§ EXERCISE DETAILS
List all lines in the material below that contain "this".

§ LISTING
((

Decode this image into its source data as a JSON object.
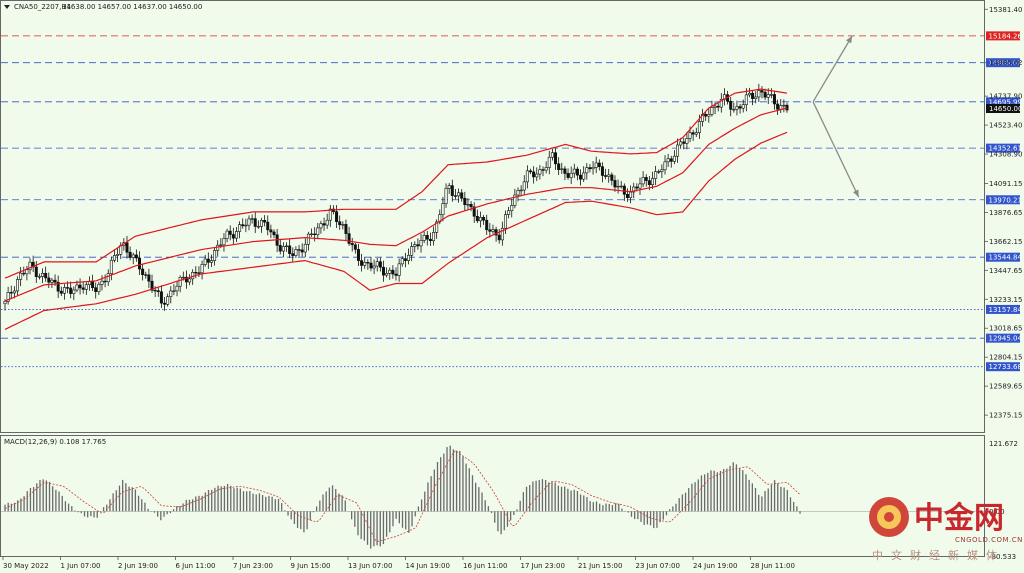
{
  "header": {
    "symbol": "CNA50_2207,H1",
    "ohlc": "14638.00 14657.00 14637.00 14650.00"
  },
  "colors": {
    "background": "#f0fbec",
    "bollinger": "#e0141b",
    "candle": "#111111",
    "macd_hist": "#6a6a6a",
    "macd_signal": "#d23c3c",
    "level_blue": "#3355cc",
    "level_red": "#dd2222",
    "arrow": "#8a8a8a"
  },
  "chart_data": [
    {
      "type": "line",
      "title": "",
      "description_series": [
        "price",
        "bollinger_upper",
        "bollinger_middle",
        "bollinger_lower"
      ],
      "ylim": [
        12250,
        15450
      ],
      "y_ticks": [
        "15381.40",
        "14985.62",
        "14737.90",
        "14523.40",
        "14308.90",
        "14091.15",
        "13876.65",
        "13662.15",
        "13447.65",
        "13233.15",
        "13018.65",
        "12804.15",
        "12589.65",
        "12375.15"
      ],
      "x_ticks": [
        "30 May 2022",
        "1 Jun 07:00",
        "2 Jun 19:00",
        "6 Jun 11:00",
        "7 Jun 23:00",
        "9 Jun 15:00",
        "13 Jun 07:00",
        "14 Jun 19:00",
        "16 Jun 11:00",
        "17 Jun 23:00",
        "21 Jun 15:00",
        "23 Jun 07:00",
        "24 Jun 19:00",
        "28 Jun 11:00"
      ],
      "levels": [
        {
          "value": 15184.26,
          "label": "15184.26",
          "style": "dashed",
          "color": "red"
        },
        {
          "value": 14985.62,
          "label": "14985.62",
          "style": "dashed",
          "color": "blue"
        },
        {
          "value": 14695.99,
          "label": "14695.99",
          "style": "dashed",
          "color": "blue"
        },
        {
          "value": 14352.61,
          "label": "14352.61",
          "style": "dashed",
          "color": "blue"
        },
        {
          "value": 13970.21,
          "label": "13970.21",
          "style": "dashed",
          "color": "blue"
        },
        {
          "value": 13544.84,
          "label": "13544.84",
          "style": "dashed",
          "color": "blue"
        },
        {
          "value": 13157.84,
          "label": "13157.84",
          "style": "dotted",
          "color": "blue"
        },
        {
          "value": 12945.04,
          "label": "12945.04",
          "style": "dashed",
          "color": "blue"
        },
        {
          "value": 12733.68,
          "label": "12733.68",
          "style": "dotted",
          "color": "blue"
        }
      ],
      "current_price": {
        "value": 14650.0,
        "label": "14650.00"
      },
      "price_path": [
        [
          0,
          13200
        ],
        [
          2,
          13390
        ],
        [
          4,
          13480
        ],
        [
          6,
          13390
        ],
        [
          8,
          13330
        ],
        [
          10,
          13280
        ],
        [
          12,
          13350
        ],
        [
          14,
          13300
        ],
        [
          16,
          13450
        ],
        [
          18,
          13660
        ],
        [
          20,
          13510
        ],
        [
          22,
          13380
        ],
        [
          24,
          13200
        ],
        [
          26,
          13320
        ],
        [
          28,
          13400
        ],
        [
          30,
          13450
        ],
        [
          32,
          13580
        ],
        [
          34,
          13700
        ],
        [
          36,
          13760
        ],
        [
          38,
          13820
        ],
        [
          40,
          13780
        ],
        [
          42,
          13640
        ],
        [
          44,
          13560
        ],
        [
          46,
          13640
        ],
        [
          48,
          13760
        ],
        [
          50,
          13870
        ],
        [
          52,
          13770
        ],
        [
          54,
          13530
        ],
        [
          56,
          13490
        ],
        [
          58,
          13450
        ],
        [
          60,
          13420
        ],
        [
          62,
          13600
        ],
        [
          64,
          13660
        ],
        [
          66,
          13740
        ],
        [
          68,
          14080
        ],
        [
          70,
          13970
        ],
        [
          72,
          13880
        ],
        [
          74,
          13750
        ],
        [
          76,
          13710
        ],
        [
          78,
          13980
        ],
        [
          80,
          14140
        ],
        [
          82,
          14180
        ],
        [
          84,
          14280
        ],
        [
          86,
          14160
        ],
        [
          88,
          14150
        ],
        [
          90,
          14220
        ],
        [
          92,
          14180
        ],
        [
          94,
          14050
        ],
        [
          96,
          14020
        ],
        [
          98,
          14110
        ],
        [
          100,
          14150
        ],
        [
          102,
          14280
        ],
        [
          104,
          14390
        ],
        [
          106,
          14500
        ],
        [
          108,
          14620
        ],
        [
          110,
          14720
        ],
        [
          112,
          14640
        ],
        [
          114,
          14720
        ],
        [
          116,
          14780
        ],
        [
          118,
          14690
        ],
        [
          120,
          14650
        ]
      ],
      "bollinger_upper": [
        [
          0,
          13390
        ],
        [
          6,
          13510
        ],
        [
          14,
          13510
        ],
        [
          20,
          13700
        ],
        [
          30,
          13820
        ],
        [
          38,
          13880
        ],
        [
          46,
          13880
        ],
        [
          52,
          13900
        ],
        [
          56,
          13900
        ],
        [
          60,
          13900
        ],
        [
          64,
          14030
        ],
        [
          68,
          14230
        ],
        [
          74,
          14250
        ],
        [
          80,
          14300
        ],
        [
          86,
          14380
        ],
        [
          90,
          14330
        ],
        [
          96,
          14310
        ],
        [
          100,
          14320
        ],
        [
          104,
          14430
        ],
        [
          108,
          14650
        ],
        [
          112,
          14760
        ],
        [
          116,
          14790
        ],
        [
          120,
          14760
        ]
      ],
      "bollinger_middle": [
        [
          0,
          13220
        ],
        [
          6,
          13340
        ],
        [
          14,
          13370
        ],
        [
          20,
          13480
        ],
        [
          30,
          13600
        ],
        [
          38,
          13660
        ],
        [
          46,
          13690
        ],
        [
          52,
          13670
        ],
        [
          56,
          13640
        ],
        [
          60,
          13630
        ],
        [
          64,
          13730
        ],
        [
          68,
          13850
        ],
        [
          74,
          13940
        ],
        [
          80,
          14010
        ],
        [
          86,
          14060
        ],
        [
          90,
          14060
        ],
        [
          96,
          14030
        ],
        [
          100,
          14070
        ],
        [
          104,
          14170
        ],
        [
          108,
          14380
        ],
        [
          112,
          14500
        ],
        [
          116,
          14600
        ],
        [
          120,
          14650
        ]
      ],
      "bollinger_lower": [
        [
          0,
          13010
        ],
        [
          6,
          13150
        ],
        [
          14,
          13200
        ],
        [
          20,
          13270
        ],
        [
          30,
          13420
        ],
        [
          38,
          13470
        ],
        [
          46,
          13520
        ],
        [
          52,
          13440
        ],
        [
          56,
          13300
        ],
        [
          60,
          13350
        ],
        [
          64,
          13350
        ],
        [
          68,
          13500
        ],
        [
          74,
          13690
        ],
        [
          80,
          13820
        ],
        [
          86,
          13950
        ],
        [
          90,
          13960
        ],
        [
          96,
          13910
        ],
        [
          100,
          13860
        ],
        [
          104,
          13880
        ],
        [
          108,
          14110
        ],
        [
          112,
          14270
        ],
        [
          116,
          14390
        ],
        [
          120,
          14470
        ]
      ],
      "forecast_arrows": [
        {
          "from": [
            124,
            14695.99
          ],
          "to": [
            130,
            15184.26
          ],
          "direction": "up"
        },
        {
          "from": [
            124,
            14695.99
          ],
          "to": [
            131,
            13990
          ],
          "direction": "down"
        }
      ]
    },
    {
      "type": "bar",
      "title": "MACD(12,26,9) 0.108 17.765",
      "ylim": [
        -80,
        135
      ],
      "y_ticks": [
        "121.672",
        "0.00",
        "-80.533"
      ],
      "histogram_path": [
        [
          0,
          12
        ],
        [
          2,
          18
        ],
        [
          4,
          42
        ],
        [
          6,
          60
        ],
        [
          8,
          38
        ],
        [
          10,
          10
        ],
        [
          12,
          -8
        ],
        [
          14,
          -12
        ],
        [
          16,
          20
        ],
        [
          18,
          55
        ],
        [
          20,
          38
        ],
        [
          22,
          5
        ],
        [
          24,
          -15
        ],
        [
          26,
          5
        ],
        [
          28,
          20
        ],
        [
          30,
          28
        ],
        [
          32,
          42
        ],
        [
          34,
          48
        ],
        [
          36,
          40
        ],
        [
          38,
          33
        ],
        [
          40,
          28
        ],
        [
          42,
          22
        ],
        [
          44,
          -18
        ],
        [
          46,
          -40
        ],
        [
          48,
          15
        ],
        [
          50,
          48
        ],
        [
          52,
          25
        ],
        [
          54,
          -40
        ],
        [
          56,
          -65
        ],
        [
          58,
          -60
        ],
        [
          60,
          -15
        ],
        [
          62,
          -40
        ],
        [
          64,
          25
        ],
        [
          66,
          80
        ],
        [
          68,
          118
        ],
        [
          70,
          105
        ],
        [
          72,
          58
        ],
        [
          74,
          15
        ],
        [
          76,
          -45
        ],
        [
          78,
          -10
        ],
        [
          80,
          45
        ],
        [
          82,
          58
        ],
        [
          84,
          52
        ],
        [
          86,
          42
        ],
        [
          88,
          35
        ],
        [
          90,
          18
        ],
        [
          92,
          12
        ],
        [
          94,
          14
        ],
        [
          96,
          -8
        ],
        [
          98,
          -22
        ],
        [
          100,
          -30
        ],
        [
          102,
          2
        ],
        [
          104,
          30
        ],
        [
          106,
          55
        ],
        [
          108,
          72
        ],
        [
          110,
          72
        ],
        [
          112,
          88
        ],
        [
          114,
          62
        ],
        [
          116,
          25
        ],
        [
          118,
          55
        ],
        [
          120,
          38
        ],
        [
          122,
          -3
        ]
      ],
      "signal_path": [
        [
          0,
          5
        ],
        [
          3,
          22
        ],
        [
          6,
          52
        ],
        [
          9,
          45
        ],
        [
          12,
          18
        ],
        [
          15,
          -5
        ],
        [
          18,
          35
        ],
        [
          21,
          45
        ],
        [
          24,
          10
        ],
        [
          27,
          8
        ],
        [
          30,
          22
        ],
        [
          33,
          40
        ],
        [
          36,
          45
        ],
        [
          39,
          38
        ],
        [
          42,
          26
        ],
        [
          45,
          -8
        ],
        [
          48,
          -20
        ],
        [
          51,
          30
        ],
        [
          54,
          15
        ],
        [
          57,
          -55
        ],
        [
          60,
          -45
        ],
        [
          63,
          -30
        ],
        [
          66,
          45
        ],
        [
          69,
          110
        ],
        [
          72,
          85
        ],
        [
          75,
          35
        ],
        [
          78,
          -30
        ],
        [
          81,
          18
        ],
        [
          84,
          55
        ],
        [
          87,
          48
        ],
        [
          90,
          28
        ],
        [
          93,
          16
        ],
        [
          96,
          8
        ],
        [
          99,
          -12
        ],
        [
          102,
          -20
        ],
        [
          105,
          15
        ],
        [
          108,
          58
        ],
        [
          111,
          74
        ],
        [
          114,
          80
        ],
        [
          117,
          48
        ],
        [
          120,
          52
        ],
        [
          122,
          30
        ]
      ]
    }
  ],
  "watermark": {
    "brand_cn": "中金网",
    "brand_en": "CNGOLD.COM.CN",
    "tagline": "中文财经新媒体"
  }
}
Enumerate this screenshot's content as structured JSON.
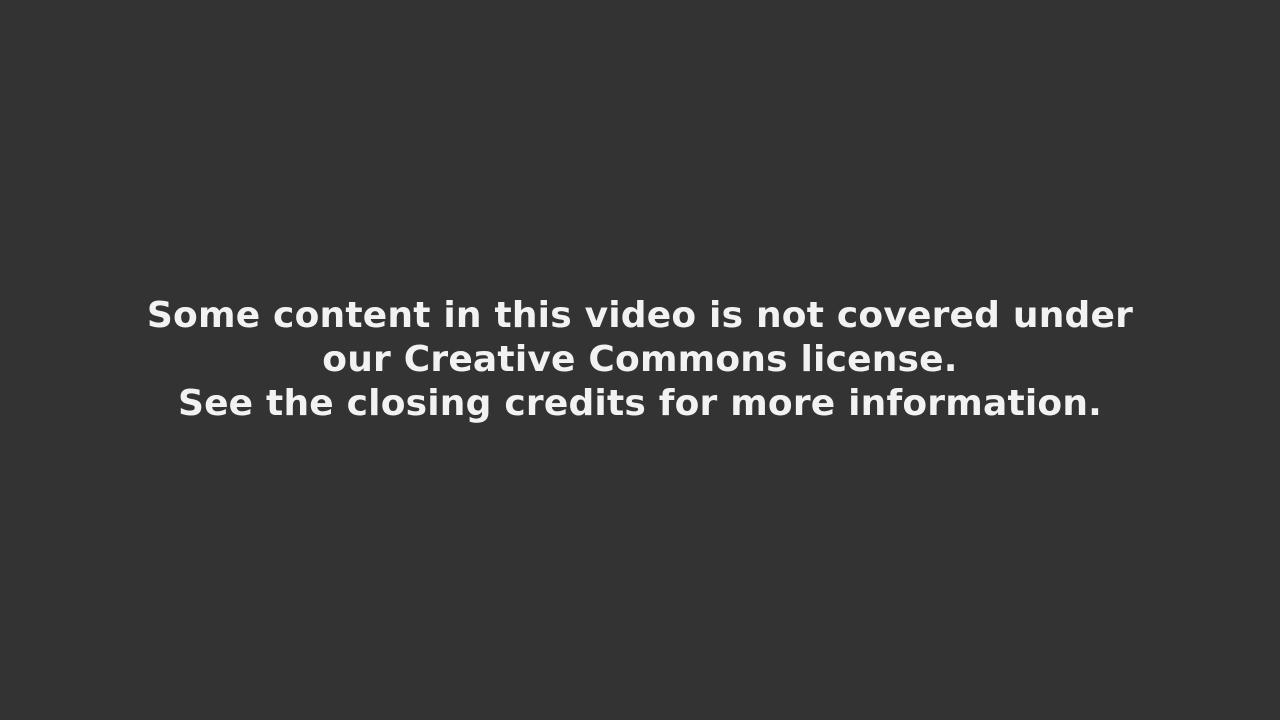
{
  "screen": {
    "background_color": "#333333",
    "text_color": "#f2f2f2"
  },
  "notice": {
    "lines": [
      "Some content in this video is not covered under",
      "our Creative Commons license.",
      "See the closing credits for more information."
    ]
  }
}
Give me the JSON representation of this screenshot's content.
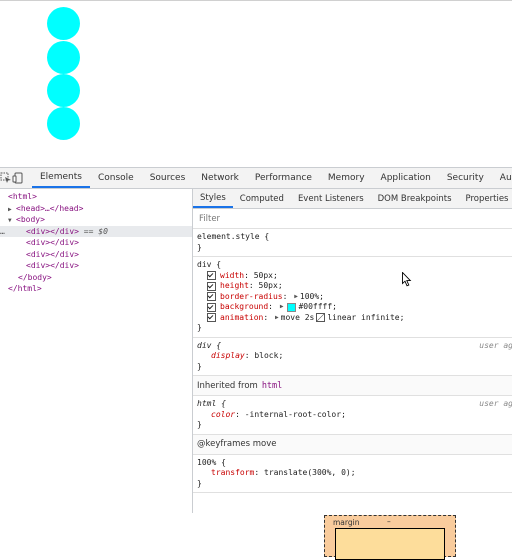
{
  "preview": {
    "circle_color": "#00ffff",
    "circle_count": 4
  },
  "toolbar": {
    "inspect_icon": "inspect-cursor-icon",
    "device_icon": "device-toggle-icon",
    "tabs": [
      "Elements",
      "Console",
      "Sources",
      "Network",
      "Performance",
      "Memory",
      "Application",
      "Security",
      "Audits"
    ],
    "active_tab": "Elements"
  },
  "dom": {
    "lines": [
      {
        "text": "<html>"
      },
      {
        "text": "<head>…</head>"
      },
      {
        "text": "<body>"
      },
      {
        "text": "<div></div>",
        "suffix": " == $0",
        "dots": "…"
      },
      {
        "text": "<div></div>"
      },
      {
        "text": "<div></div>"
      },
      {
        "text": "<div></div>"
      },
      {
        "text": "</body>"
      },
      {
        "text": "</html>"
      }
    ]
  },
  "styles": {
    "subtabs": [
      "Styles",
      "Computed",
      "Event Listeners",
      "DOM Breakpoints",
      "Properties",
      "Ac"
    ],
    "active_subtab": "Styles",
    "filter_placeholder": "Filter",
    "element_style": {
      "selector": "element.style {",
      "close": "}"
    },
    "div_rule": {
      "selector": "div {",
      "close": "}",
      "decls": [
        {
          "name": "width",
          "value": "50px;"
        },
        {
          "name": "height",
          "value": "50px;"
        },
        {
          "name": "border-radius",
          "value": "100%;"
        },
        {
          "name": "background",
          "value": "#00ffff;"
        },
        {
          "name": "animation",
          "value_a": "move 2s",
          "value_b": "linear infinite;"
        }
      ]
    },
    "ua_div_rule": {
      "selector": "div {",
      "origin": "user ag",
      "decl_name": "display",
      "decl_value": "block;",
      "close": "}"
    },
    "inherited_label": "Inherited from",
    "inherited_tag": "html",
    "html_rule": {
      "selector": "html {",
      "origin": "user ag",
      "decl_name": "color",
      "decl_value": "-internal-root-color;",
      "close": "}"
    },
    "keyframes_label": "@keyframes move",
    "keyframe_rule": {
      "selector": "100% {",
      "decl_name": "transform",
      "decl_value": "translate(300%, 0);",
      "close": "}"
    }
  },
  "box_model": {
    "label": "margin",
    "value": "–"
  }
}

))

§ FINISHED EXERCISE
Decode this image into its source data as a JSON object.
Enumerate this screenshot's content as structured JSON.
      "Some content in this video is not covered under",
Give me the JSON representation of this screenshot's content.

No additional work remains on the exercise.